**Page**

##########

Now I think all this, and more, evidences that social computing is about a very different Weltanschauung. I make no apology for the german by the way, there is no english equivalent as there were none for Cynefin. It is a voluntary world. I for one aim to avoid Second Life for as long as I can (the South Park episode on World of Warcraft should be a warning for everyone here). That aside, I am increasingly creating step by step in context, and with the capacity to change, a richer KM system within the world of social computing than could ever have been designed or implemented in the way people tried to create KM systems. I have been saying for some time that if social computing tools had been around a decade ago, KM might have become something other than an adjunct of the IT department.

So I would like to support Euan, I would also suggest reading his post carefully. He does not advocate just leaving things alone. The third point says it all, and you have to get people enthused, get the early adopters to use the tools. Its a lot harder letting things evolve, than designing something based on an ideal approach. Naturalising approaches are always to be preferred to the idealistic top down approach that characterises most management initiatives.

Of course we could deal with social computing tools using the tired old cliches of all previous technologies. One of the criticisms of Euan comes from this perspective, and from a surprising source. One of my RSS feeds is from the 21st Century Organization. This collective blog picks up on Euan’s post, but sees it (somewhat patronisingly I thought) as merely an inspiration, advocating as

….. essential (and not so easy) ingredients for ensuring an organization creates value from adopting any new technology include

  1. Changing individual mindsets
  2. Rethinking business models
  3. Adopting analytics to measure value creation
  4. Promoting new skill sets
  5. Changing reward systems to incent both participation and collaboration.

Now I think is deeply flawed and respond in the same sequence:

  1. The oldest excuse in the book is that people’s mindsets need to change to conform with designed ideal, this is a nonsense. Evolutionary approaches to systems mean that mindsets and systems allowed to evolve change each other. Trying to change mindsets, even if it could be morally justified just does not work
  2. Rethinking business models is sort of OK, if you don’t do the rethinking before you have put the technology in place. You need in a very real way to to allow your business model to evolve in parallel with technology adoption.
  3. Adopting analytics to measure value creation
  4. Promoting new skill sets
  5. Reward systems, linking social obligations to targets and promotion criteria are the single most stupid thing that anyone can do in KM or any other system reliant on social interaction. People will always share with people in the context of proven need, but to share in anticipation of that need will not happen. All that happens if you create a reward mechanism is that people game the system. Its another excuse (like the culture was wrong) for an ill conceived approach

What amazes me is that this list could have been produced anytime in the last 100 years (and has been). If it was really the cause of so much failure, don’t you think someone would have got it right by now? It contains the assumption that if a designed system fails it is somehow or another the fault of the people who are expected to use the system, rather than the approach of those who did the design in the first place.

Finally we come to the Weltanschauung word again. I think one of the issues with this is that people are writing about social computing as a social system, using the language and methods of social science. In practice I think we have here an environment and tools which form a complex adaptive system, or rather systems. Some practices are creating strange attractors, stabilities that limit future possibilities, some practices are teetering on the edge of a catastrophic change. Maybe we should do back the the natural sciences, rather than the social sciences to provide an understanding of what are an emergent phenomena? That might also help us overcome the ideological aspects and the dangerous cult of the individual. A complex system just is and agency can change from the collective to the individual. Complexity is also the science of uncertainty and with it goes what I call the paradox of control. If you aim to influence, but not design evolution you have more control than if you attempt to design an ideal system.

##########

**Rows**
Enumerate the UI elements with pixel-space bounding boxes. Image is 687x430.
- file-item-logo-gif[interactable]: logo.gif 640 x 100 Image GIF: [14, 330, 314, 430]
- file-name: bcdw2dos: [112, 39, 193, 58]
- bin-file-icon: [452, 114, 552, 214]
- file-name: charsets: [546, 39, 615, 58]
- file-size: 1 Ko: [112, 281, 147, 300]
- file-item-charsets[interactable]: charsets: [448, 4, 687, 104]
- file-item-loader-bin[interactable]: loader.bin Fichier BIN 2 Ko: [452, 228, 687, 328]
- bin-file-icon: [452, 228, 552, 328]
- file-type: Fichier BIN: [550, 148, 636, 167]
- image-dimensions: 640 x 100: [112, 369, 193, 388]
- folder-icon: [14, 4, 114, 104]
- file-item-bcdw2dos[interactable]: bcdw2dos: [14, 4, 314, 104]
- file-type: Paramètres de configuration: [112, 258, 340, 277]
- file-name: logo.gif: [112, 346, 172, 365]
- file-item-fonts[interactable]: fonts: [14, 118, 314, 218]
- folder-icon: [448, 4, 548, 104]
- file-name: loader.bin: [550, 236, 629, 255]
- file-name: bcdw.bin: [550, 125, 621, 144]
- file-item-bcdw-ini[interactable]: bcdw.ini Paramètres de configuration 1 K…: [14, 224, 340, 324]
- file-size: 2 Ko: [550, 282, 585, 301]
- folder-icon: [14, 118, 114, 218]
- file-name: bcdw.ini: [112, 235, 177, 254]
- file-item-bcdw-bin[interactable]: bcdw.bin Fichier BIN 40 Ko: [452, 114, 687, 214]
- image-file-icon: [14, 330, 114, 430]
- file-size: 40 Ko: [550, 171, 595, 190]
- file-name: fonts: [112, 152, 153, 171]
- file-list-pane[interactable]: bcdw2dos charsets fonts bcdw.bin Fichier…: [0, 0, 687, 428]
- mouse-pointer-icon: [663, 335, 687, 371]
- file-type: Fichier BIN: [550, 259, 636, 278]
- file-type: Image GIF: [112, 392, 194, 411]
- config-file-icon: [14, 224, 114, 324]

##########

**The problem**
From the post on social computing, list every ingredient that the quoted collective blog names as essential for an organization to create value from adopting a new technology. None of the items is needed for this work.

**Final result**
1. Changing individual mindsets
2. Rethinking business models
3. Adopting analytics to measure value creation
4. Promoting new skill sets
5. Changing reward systems to incent both participation and collaboration